**What is expected**
Print the data verbatim, from its first line through the line with "x-tick-label: 165.5: [1096, 644, 1133, 659]", including that line.

**Dataset**

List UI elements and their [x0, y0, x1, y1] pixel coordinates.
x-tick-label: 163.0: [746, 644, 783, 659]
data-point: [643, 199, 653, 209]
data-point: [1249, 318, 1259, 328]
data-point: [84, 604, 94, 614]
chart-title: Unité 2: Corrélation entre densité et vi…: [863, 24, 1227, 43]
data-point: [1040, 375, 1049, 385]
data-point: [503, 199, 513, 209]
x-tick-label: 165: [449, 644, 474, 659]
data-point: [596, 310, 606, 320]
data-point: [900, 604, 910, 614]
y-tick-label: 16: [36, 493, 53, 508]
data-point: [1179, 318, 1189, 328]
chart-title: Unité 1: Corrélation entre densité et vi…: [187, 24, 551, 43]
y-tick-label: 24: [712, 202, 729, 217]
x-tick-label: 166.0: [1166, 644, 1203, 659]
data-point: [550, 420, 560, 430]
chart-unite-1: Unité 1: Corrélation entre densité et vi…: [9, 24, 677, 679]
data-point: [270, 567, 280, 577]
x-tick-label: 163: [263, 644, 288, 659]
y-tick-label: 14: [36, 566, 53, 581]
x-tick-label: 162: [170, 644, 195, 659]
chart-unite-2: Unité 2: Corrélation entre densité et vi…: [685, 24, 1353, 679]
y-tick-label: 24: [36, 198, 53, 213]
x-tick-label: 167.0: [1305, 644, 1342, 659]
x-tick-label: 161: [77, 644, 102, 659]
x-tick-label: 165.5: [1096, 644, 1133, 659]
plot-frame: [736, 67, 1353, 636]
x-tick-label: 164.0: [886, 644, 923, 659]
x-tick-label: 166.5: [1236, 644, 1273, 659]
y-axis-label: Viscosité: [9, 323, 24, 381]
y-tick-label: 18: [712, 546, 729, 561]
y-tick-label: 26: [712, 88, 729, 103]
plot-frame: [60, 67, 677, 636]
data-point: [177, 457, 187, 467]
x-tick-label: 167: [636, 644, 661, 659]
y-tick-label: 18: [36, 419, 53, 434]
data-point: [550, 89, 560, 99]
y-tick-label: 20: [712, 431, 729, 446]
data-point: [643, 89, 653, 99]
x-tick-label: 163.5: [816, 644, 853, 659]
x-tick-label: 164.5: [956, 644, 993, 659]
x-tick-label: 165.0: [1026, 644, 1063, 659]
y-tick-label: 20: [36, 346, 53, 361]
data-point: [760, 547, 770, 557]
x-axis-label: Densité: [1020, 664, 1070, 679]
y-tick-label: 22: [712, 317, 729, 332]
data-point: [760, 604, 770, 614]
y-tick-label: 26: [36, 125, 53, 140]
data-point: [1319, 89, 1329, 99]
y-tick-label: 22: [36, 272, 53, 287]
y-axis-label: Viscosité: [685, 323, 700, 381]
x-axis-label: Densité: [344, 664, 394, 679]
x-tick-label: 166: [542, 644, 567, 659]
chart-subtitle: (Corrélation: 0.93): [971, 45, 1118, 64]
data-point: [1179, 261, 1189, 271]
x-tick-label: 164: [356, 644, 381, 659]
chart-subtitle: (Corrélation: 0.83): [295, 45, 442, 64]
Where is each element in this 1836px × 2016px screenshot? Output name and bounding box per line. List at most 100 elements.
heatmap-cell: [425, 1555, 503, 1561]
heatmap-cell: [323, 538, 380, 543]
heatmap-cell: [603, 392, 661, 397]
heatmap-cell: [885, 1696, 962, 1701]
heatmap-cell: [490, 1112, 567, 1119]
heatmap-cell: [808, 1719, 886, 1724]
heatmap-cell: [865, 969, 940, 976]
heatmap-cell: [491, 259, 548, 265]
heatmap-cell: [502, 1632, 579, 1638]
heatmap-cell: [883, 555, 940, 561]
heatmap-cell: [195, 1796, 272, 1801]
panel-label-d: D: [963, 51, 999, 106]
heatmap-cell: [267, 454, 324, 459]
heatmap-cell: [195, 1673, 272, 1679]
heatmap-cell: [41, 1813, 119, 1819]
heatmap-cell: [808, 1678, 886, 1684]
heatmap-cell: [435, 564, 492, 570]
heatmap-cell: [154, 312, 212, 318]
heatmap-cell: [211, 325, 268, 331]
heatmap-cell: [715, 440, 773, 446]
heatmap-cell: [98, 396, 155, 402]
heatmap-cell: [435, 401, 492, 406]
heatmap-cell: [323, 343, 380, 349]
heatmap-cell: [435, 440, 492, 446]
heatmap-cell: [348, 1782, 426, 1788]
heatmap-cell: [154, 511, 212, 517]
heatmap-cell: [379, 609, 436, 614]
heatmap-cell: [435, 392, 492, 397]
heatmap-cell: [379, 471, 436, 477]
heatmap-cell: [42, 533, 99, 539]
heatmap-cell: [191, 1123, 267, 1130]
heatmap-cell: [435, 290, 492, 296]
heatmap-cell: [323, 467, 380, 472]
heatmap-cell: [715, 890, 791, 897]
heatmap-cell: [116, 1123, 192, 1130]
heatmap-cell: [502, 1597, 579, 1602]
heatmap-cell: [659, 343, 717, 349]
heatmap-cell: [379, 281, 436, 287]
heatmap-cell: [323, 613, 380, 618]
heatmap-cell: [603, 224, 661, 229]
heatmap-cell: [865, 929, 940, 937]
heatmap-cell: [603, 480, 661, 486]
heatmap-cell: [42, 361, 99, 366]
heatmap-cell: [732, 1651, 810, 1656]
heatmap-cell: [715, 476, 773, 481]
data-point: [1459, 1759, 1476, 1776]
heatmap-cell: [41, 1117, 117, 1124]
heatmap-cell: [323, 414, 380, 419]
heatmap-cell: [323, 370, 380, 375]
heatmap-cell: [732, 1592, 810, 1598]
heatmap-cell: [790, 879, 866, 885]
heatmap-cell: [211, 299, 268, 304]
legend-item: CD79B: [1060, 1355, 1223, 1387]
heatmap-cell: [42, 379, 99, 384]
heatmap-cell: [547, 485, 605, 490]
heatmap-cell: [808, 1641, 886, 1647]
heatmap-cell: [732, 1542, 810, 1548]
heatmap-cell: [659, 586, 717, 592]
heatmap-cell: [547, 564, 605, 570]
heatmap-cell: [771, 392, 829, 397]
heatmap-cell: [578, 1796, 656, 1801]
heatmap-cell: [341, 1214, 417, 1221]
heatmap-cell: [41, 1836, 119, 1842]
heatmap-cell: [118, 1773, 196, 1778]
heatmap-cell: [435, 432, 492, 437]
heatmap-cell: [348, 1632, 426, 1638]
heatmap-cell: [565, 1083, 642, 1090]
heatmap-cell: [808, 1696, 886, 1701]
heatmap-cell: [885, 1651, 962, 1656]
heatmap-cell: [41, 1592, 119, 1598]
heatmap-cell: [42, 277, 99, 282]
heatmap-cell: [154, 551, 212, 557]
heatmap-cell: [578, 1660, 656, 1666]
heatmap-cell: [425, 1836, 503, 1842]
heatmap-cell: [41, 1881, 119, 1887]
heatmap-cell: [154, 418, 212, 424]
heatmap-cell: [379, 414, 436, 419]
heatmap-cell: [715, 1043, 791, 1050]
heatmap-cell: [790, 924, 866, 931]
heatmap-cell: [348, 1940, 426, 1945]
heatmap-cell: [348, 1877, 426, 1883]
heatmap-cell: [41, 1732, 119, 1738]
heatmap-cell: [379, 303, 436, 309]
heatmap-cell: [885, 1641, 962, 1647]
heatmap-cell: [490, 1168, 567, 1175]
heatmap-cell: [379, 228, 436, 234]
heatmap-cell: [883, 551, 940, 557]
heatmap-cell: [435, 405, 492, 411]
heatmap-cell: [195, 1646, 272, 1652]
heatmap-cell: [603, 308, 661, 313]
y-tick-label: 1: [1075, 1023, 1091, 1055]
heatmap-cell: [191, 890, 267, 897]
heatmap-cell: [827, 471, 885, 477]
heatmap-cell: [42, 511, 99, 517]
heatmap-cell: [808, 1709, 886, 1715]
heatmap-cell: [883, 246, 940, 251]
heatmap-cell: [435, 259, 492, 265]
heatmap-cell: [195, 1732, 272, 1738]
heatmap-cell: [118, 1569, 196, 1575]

**Output**
List UI elements and their [x0, y0, x1, y1] pixel coordinates.
x-tick-label: 163.0: [746, 644, 783, 659]
data-point: [643, 199, 653, 209]
data-point: [1249, 318, 1259, 328]
data-point: [84, 604, 94, 614]
chart-title: Unité 2: Corrélation entre densité et vi…: [863, 24, 1227, 43]
data-point: [1040, 375, 1049, 385]
data-point: [503, 199, 513, 209]
x-tick-label: 165: [449, 644, 474, 659]
data-point: [596, 310, 606, 320]
data-point: [900, 604, 910, 614]
y-tick-label: 16: [36, 493, 53, 508]
data-point: [1179, 318, 1189, 328]
chart-title: Unité 1: Corrélation entre densité et vi…: [187, 24, 551, 43]
y-tick-label: 24: [712, 202, 729, 217]
x-tick-label: 166.0: [1166, 644, 1203, 659]
data-point: [550, 420, 560, 430]
chart-unite-1: Unité 1: Corrélation entre densité et vi…: [9, 24, 677, 679]
data-point: [270, 567, 280, 577]
x-tick-label: 163: [263, 644, 288, 659]
y-tick-label: 14: [36, 566, 53, 581]
x-tick-label: 162: [170, 644, 195, 659]
chart-unite-2: Unité 2: Corrélation entre densité et vi…: [685, 24, 1353, 679]
y-tick-label: 24: [36, 198, 53, 213]
x-tick-label: 167.0: [1305, 644, 1342, 659]
x-tick-label: 161: [77, 644, 102, 659]
x-tick-label: 165.5: [1096, 644, 1133, 659]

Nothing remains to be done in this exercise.